Figure dataset records
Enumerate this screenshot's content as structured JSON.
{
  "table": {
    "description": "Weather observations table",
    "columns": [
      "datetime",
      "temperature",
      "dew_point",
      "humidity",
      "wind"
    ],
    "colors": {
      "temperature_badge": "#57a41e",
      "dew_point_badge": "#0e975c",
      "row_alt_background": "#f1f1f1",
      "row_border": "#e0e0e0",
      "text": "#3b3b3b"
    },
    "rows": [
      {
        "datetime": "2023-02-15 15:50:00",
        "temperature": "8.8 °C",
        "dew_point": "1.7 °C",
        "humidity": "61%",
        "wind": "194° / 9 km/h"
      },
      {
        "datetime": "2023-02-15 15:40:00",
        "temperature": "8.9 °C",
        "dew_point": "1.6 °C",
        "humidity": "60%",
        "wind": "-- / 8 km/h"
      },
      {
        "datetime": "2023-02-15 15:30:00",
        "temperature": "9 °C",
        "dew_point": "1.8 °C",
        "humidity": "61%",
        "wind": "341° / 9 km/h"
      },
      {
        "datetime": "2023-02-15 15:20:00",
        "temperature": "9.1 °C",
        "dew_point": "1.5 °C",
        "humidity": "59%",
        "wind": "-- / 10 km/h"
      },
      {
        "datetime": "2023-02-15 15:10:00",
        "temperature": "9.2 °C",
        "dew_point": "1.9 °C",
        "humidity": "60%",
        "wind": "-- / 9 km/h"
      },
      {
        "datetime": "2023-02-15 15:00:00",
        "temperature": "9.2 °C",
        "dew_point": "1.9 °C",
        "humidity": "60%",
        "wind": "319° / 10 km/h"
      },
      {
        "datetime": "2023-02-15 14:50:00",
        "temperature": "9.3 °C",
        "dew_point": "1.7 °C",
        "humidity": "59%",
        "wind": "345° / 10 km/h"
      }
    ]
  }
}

Instructions to follow >>
Give the listing again, word for word.

Expected output >>
Enumerate this screenshot's content as structured JSON.
{
  "table": {
    "description": "Weather observations table",
    "columns": [
      "datetime",
      "temperature",
      "dew_point",
      "humidity",
      "wind"
    ],
    "colors": {
      "temperature_badge": "#57a41e",
      "dew_point_badge": "#0e975c",
      "row_alt_background": "#f1f1f1",
      "row_border": "#e0e0e0",
      "text": "#3b3b3b"
    },
    "rows": [
      {
        "datetime": "2023-02-15 15:50:00",
        "temperature": "8.8 °C",
        "dew_point": "1.7 °C",
        "humidity": "61%",
        "wind": "194° / 9 km/h"
      },
      {
        "datetime": "2023-02-15 15:40:00",
        "temperature": "8.9 °C",
        "dew_point": "1.6 °C",
        "humidity": "60%",
        "wind": "-- / 8 km/h"
      },
      {
        "datetime": "2023-02-15 15:30:00",
        "temperature": "9 °C",
        "dew_point": "1.8 °C",
        "humidity": "61%",
        "wind": "341° / 9 km/h"
      },
      {
        "datetime": "2023-02-15 15:20:00",
        "temperature": "9.1 °C",
        "dew_point": "1.5 °C",
        "humidity": "59%",
        "wind": "-- / 10 km/h"
      },
      {
        "datetime": "2023-02-15 15:10:00",
        "temperature": "9.2 °C",
        "dew_point": "1.9 °C",
        "humidity": "60%",
        "wind": "-- / 9 km/h"
      },
      {
        "datetime": "2023-02-15 15:00:00",
        "temperature": "9.2 °C",
        "dew_point": "1.9 °C",
        "humidity": "60%",
        "wind": "319° / 10 km/h"
      },
      {
        "datetime": "2023-02-15 14:50:00",
        "temperature": "9.3 °C",
        "dew_point": "1.7 °C",
        "humidity": "59%",
        "wind": "345° / 10 km/h"
      }
    ]
  }
}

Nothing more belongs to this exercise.